[Extracts from a graphics dataset]
◇ ◇ ◇ ◇ ◇
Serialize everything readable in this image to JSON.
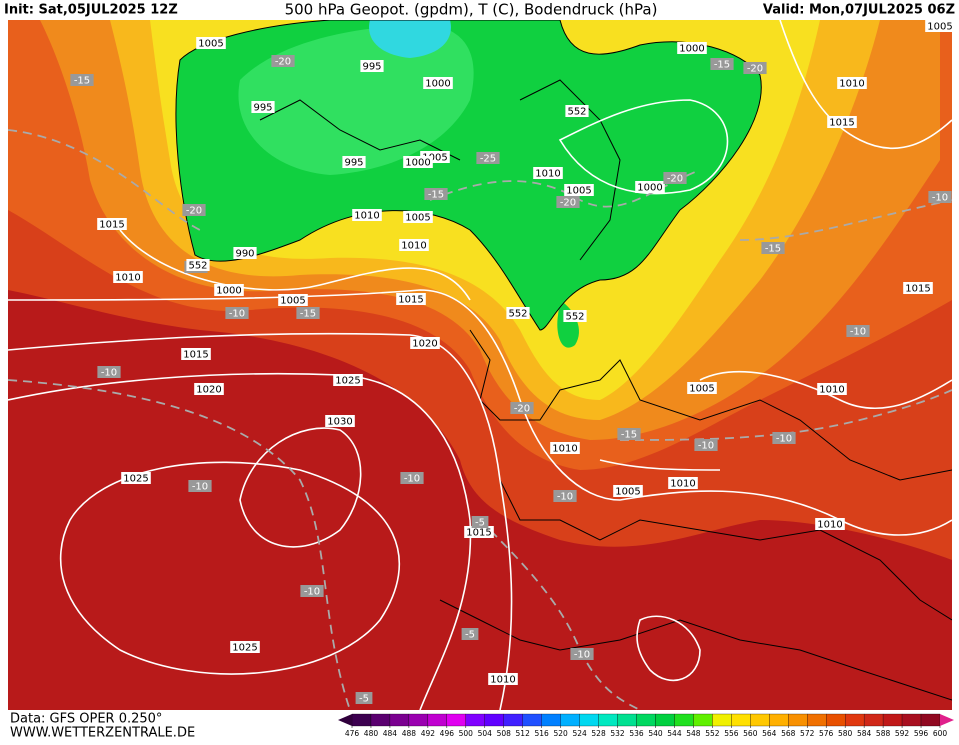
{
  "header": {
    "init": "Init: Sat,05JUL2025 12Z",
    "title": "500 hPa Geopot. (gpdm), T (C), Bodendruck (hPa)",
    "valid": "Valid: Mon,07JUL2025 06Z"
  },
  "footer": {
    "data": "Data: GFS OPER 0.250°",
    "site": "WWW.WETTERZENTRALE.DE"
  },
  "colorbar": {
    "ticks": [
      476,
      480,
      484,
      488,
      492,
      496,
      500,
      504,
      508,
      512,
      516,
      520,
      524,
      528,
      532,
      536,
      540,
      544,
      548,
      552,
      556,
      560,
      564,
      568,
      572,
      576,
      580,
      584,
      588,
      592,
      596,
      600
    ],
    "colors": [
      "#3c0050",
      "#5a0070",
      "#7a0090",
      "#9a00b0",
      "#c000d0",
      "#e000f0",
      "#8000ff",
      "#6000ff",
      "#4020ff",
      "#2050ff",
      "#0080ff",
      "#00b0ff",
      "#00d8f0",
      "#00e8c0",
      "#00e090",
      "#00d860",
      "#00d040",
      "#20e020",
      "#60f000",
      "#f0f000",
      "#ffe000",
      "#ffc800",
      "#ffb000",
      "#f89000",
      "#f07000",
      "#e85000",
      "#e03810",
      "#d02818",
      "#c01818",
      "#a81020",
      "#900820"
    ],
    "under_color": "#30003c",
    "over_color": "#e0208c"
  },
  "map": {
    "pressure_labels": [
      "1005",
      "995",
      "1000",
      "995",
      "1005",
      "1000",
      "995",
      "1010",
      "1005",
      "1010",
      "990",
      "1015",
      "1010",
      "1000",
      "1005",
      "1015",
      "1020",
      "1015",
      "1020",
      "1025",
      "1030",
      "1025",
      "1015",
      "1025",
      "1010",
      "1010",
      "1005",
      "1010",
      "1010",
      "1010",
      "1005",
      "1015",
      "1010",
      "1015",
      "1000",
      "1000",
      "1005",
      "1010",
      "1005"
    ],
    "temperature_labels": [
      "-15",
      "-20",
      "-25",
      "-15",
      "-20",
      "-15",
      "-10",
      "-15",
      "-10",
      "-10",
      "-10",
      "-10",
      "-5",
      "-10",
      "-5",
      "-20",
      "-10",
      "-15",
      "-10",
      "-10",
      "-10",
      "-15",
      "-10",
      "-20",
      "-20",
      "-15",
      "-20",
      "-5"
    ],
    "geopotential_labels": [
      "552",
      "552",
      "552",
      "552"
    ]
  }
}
◇ ◇ ◇ ◇ ◇
§ WHAT IS NEEDED
Copy every line above word for word and exclude the pictures.

§ RESULT
Serialize everything readable in this image to JSON.
{
  "header": {
    "init": "Init: Sat,05JUL2025 12Z",
    "title": "500 hPa Geopot. (gpdm), T (C), Bodendruck (hPa)",
    "valid": "Valid: Mon,07JUL2025 06Z"
  },
  "footer": {
    "data": "Data: GFS OPER 0.250°",
    "site": "WWW.WETTERZENTRALE.DE"
  },
  "colorbar": {
    "ticks": [
      476,
      480,
      484,
      488,
      492,
      496,
      500,
      504,
      508,
      512,
      516,
      520,
      524,
      528,
      532,
      536,
      540,
      544,
      548,
      552,
      556,
      560,
      564,
      568,
      572,
      576,
      580,
      584,
      588,
      592,
      596,
      600
    ],
    "colors": [
      "#3c0050",
      "#5a0070",
      "#7a0090",
      "#9a00b0",
      "#c000d0",
      "#e000f0",
      "#8000ff",
      "#6000ff",
      "#4020ff",
      "#2050ff",
      "#0080ff",
      "#00b0ff",
      "#00d8f0",
      "#00e8c0",
      "#00e090",
      "#00d860",
      "#00d040",
      "#20e020",
      "#60f000",
      "#f0f000",
      "#ffe000",
      "#ffc800",
      "#ffb000",
      "#f89000",
      "#f07000",
      "#e85000",
      "#e03810",
      "#d02818",
      "#c01818",
      "#a81020",
      "#900820"
    ],
    "under_color": "#30003c",
    "over_color": "#e0208c"
  },
  "map": {
    "pressure_labels": [
      "1005",
      "995",
      "1000",
      "995",
      "1005",
      "1000",
      "995",
      "1010",
      "1005",
      "1010",
      "990",
      "1015",
      "1010",
      "1000",
      "1005",
      "1015",
      "1020",
      "1015",
      "1020",
      "1025",
      "1030",
      "1025",
      "1015",
      "1025",
      "1010",
      "1010",
      "1005",
      "1010",
      "1010",
      "1010",
      "1005",
      "1015",
      "1010",
      "1015",
      "1000",
      "1000",
      "1005",
      "1010",
      "1005"
    ],
    "temperature_labels": [
      "-15",
      "-20",
      "-25",
      "-15",
      "-20",
      "-15",
      "-10",
      "-15",
      "-10",
      "-10",
      "-10",
      "-10",
      "-5",
      "-10",
      "-5",
      "-20",
      "-10",
      "-15",
      "-10",
      "-10",
      "-10",
      "-15",
      "-10",
      "-20",
      "-20",
      "-15",
      "-20",
      "-5"
    ],
    "geopotential_labels": [
      "552",
      "552",
      "552",
      "552"
    ]
  }
}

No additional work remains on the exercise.